Written request →
Print the listing that follows, character for character.

Available records →
● ● ●
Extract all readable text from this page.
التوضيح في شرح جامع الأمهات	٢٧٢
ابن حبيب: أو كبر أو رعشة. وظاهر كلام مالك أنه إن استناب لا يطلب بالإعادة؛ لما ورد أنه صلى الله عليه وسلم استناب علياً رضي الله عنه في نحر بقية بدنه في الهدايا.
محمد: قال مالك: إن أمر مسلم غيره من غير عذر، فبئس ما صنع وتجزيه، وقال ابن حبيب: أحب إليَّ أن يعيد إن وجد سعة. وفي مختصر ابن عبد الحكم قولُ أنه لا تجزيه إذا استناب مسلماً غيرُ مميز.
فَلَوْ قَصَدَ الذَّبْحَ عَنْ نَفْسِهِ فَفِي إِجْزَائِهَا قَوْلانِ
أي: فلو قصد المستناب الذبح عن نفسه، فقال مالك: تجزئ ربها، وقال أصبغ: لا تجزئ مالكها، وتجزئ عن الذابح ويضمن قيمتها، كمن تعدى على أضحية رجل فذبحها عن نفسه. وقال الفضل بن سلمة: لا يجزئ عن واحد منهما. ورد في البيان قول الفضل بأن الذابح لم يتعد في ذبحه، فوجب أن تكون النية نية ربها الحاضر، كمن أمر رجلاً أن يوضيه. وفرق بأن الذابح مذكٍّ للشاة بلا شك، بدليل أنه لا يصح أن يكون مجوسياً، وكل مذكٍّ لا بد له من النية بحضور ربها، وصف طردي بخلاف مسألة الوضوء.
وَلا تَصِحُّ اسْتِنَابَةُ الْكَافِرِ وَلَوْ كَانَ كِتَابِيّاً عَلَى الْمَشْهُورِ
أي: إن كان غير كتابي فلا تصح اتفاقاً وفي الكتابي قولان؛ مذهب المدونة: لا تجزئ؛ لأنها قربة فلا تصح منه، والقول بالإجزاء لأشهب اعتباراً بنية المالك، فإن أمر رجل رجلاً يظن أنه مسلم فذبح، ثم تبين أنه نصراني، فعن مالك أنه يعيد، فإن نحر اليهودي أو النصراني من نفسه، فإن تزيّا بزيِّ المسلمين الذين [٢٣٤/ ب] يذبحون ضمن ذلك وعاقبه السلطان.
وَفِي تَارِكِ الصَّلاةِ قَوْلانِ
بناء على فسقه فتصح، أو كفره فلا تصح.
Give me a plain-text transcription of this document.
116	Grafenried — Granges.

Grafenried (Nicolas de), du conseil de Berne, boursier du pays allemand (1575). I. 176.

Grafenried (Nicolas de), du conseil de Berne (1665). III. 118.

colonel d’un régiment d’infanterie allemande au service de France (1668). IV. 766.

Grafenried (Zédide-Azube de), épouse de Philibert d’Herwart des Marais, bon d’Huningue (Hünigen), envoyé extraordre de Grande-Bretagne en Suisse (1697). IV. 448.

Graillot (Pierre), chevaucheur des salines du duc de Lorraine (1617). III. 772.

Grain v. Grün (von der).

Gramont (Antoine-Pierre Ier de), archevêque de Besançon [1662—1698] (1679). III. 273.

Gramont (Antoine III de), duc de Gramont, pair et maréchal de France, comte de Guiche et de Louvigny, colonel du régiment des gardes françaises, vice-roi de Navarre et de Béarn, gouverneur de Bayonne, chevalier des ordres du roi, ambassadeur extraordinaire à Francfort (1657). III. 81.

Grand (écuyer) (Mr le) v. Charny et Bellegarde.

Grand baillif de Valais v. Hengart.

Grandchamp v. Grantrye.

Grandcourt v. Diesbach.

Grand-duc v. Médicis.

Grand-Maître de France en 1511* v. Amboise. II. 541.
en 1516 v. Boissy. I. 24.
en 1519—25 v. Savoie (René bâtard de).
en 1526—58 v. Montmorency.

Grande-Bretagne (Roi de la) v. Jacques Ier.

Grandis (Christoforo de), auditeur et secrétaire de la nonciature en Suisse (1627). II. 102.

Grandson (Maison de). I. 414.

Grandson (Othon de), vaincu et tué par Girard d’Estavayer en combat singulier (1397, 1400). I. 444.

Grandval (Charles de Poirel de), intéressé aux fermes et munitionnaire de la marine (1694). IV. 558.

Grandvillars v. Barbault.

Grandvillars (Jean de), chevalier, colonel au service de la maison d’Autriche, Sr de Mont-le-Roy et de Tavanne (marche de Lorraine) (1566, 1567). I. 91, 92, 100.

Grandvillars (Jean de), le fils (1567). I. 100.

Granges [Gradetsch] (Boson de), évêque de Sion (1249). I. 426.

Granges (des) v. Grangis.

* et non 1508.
● ● ●
Answer to the problem →
Extract all readable text from this page.
التوضيح في شرح جامع الأمهات	٢٧٢
ابن حبيب: أو كبر أو رعشة. وظاهر كلام مالك أنه إن استناب لا يطلب بالإعادة؛ لما ورد أنه صلى الله عليه وسلم استناب علياً رضي الله عنه في نحر بقية بدنه في الهدايا.
محمد: قال مالك: إن أمر مسلم غيره من غير عذر، فبئس ما صنع وتجزيه، وقال ابن حبيب: أحب إليَّ أن يعيد إن وجد سعة. وفي مختصر ابن عبد الحكم قولُ أنه لا تجزيه إذا استناب مسلماً غيرُ مميز.
فَلَوْ قَصَدَ الذَّبْحَ عَنْ نَفْسِهِ فَفِي إِجْزَائِهَا قَوْلانِ
أي: فلو قصد المستناب الذبح عن نفسه، فقال مالك: تجزئ ربها، وقال أصبغ: لا تجزئ مالكها، وتجزئ عن الذابح ويضمن قيمتها، كمن تعدى على أضحية رجل فذبحها عن نفسه. وقال الفضل بن سلمة: لا يجزئ عن واحد منهما. ورد في البيان قول الفضل بأن الذابح لم يتعد في ذبحه، فوجب أن تكون النية نية ربها الحاضر، كمن أمر رجلاً أن يوضيه. وفرق بأن الذابح مذكٍّ للشاة بلا شك، بدليل أنه لا يصح أن يكون مجوسياً، وكل مذكٍّ لا بد له من النية بحضور ربها، وصف طردي بخلاف مسألة الوضوء.
وَلا تَصِحُّ اسْتِنَابَةُ الْكَافِرِ وَلَوْ كَانَ كِتَابِيّاً عَلَى الْمَشْهُورِ
أي: إن كان غير كتابي فلا تصح اتفاقاً وفي الكتابي قولان؛ مذهب المدونة: لا تجزئ؛ لأنها قربة فلا تصح منه، والقول بالإجزاء لأشهب اعتباراً بنية المالك، فإن أمر رجل رجلاً يظن أنه مسلم فذبح، ثم تبين أنه نصراني، فعن مالك أنه يعيد، فإن نحر اليهودي أو النصراني من نفسه، فإن تزيّا بزيِّ المسلمين الذين [٢٣٤/ ب] يذبحون ضمن ذلك وعاقبه السلطان.
وَفِي تَارِكِ الصَّلاةِ قَوْلانِ
بناء على فسقه فتصح، أو كفره فلا تصح.
Give me a plain-text transcription of this document.
116	Grafenried — Granges.

Grafenried (Nicolas de), du conseil de Berne, boursier du pays allemand (1575). I. 176.

Grafenried (Nicolas de), du conseil de Berne (1665). III. 118.

colonel d’un régiment d’infanterie allemande au service de France (1668). IV. 766.

Grafenried (Zédide-Azube de), épouse de Philibert d’Herwart des Marais, bon d’Huningue (Hünigen), envoyé extraordre de Grande-Bretagne en Suisse (1697). IV. 448.

Graillot (Pierre), chevaucheur des salines du duc de Lorraine (1617). III. 772.

Grain v. Grün (von der).

Gramont (Antoine-Pierre Ier de), archevêque de Besançon [1662—1698] (1679). III. 273.

Gramont (Antoine III de), duc de Gramont, pair et maréchal de France, comte de Guiche et de Louvigny, colonel du régiment des gardes françaises, vice-roi de Navarre et de Béarn, gouverneur de Bayonne, chevalier des ordres du roi, ambassadeur extraordinaire à Francfort (1657). III. 81.

Grand (écuyer) (Mr le) v. Charny et Bellegarde.

Grand baillif de Valais v. Hengart.

Grandchamp v. Grantrye.

Grandcourt v. Diesbach.

Grand-duc v. Médicis.

Grand-Maître de France en 1511* v. Amboise. II. 541.
en 1516 v. Boissy. I. 24.
en 1519—25 v. Savoie (René bâtard de).
en 1526—58 v. Montmorency.

Grande-Bretagne (Roi de la) v. Jacques Ier.

Grandis (Christoforo de), auditeur et secrétaire de la nonciature en Suisse (1627). II. 102.

Grandson (Maison de). I. 414.

Grandson (Othon de), vaincu et tué par Girard d’Estavayer en combat singulier (1397, 1400). I. 444.

Grandval (Charles de Poirel de), intéressé aux fermes et munitionnaire de la marine (1694). IV. 558.

Grandvillars v. Barbault.

Grandvillars (Jean de), chevalier, colonel au service de la maison d’Autriche, Sr de Mont-le-Roy et de Tavanne (marche de Lorraine) (1566, 1567). I. 91, 92, 100.

Grandvillars (Jean de), le fils (1567). I. 100.

Granges [Gradetsch] (Boson de), évêque de Sion (1249). I. 426.

Granges (des) v. Grangis.

* et non 1508.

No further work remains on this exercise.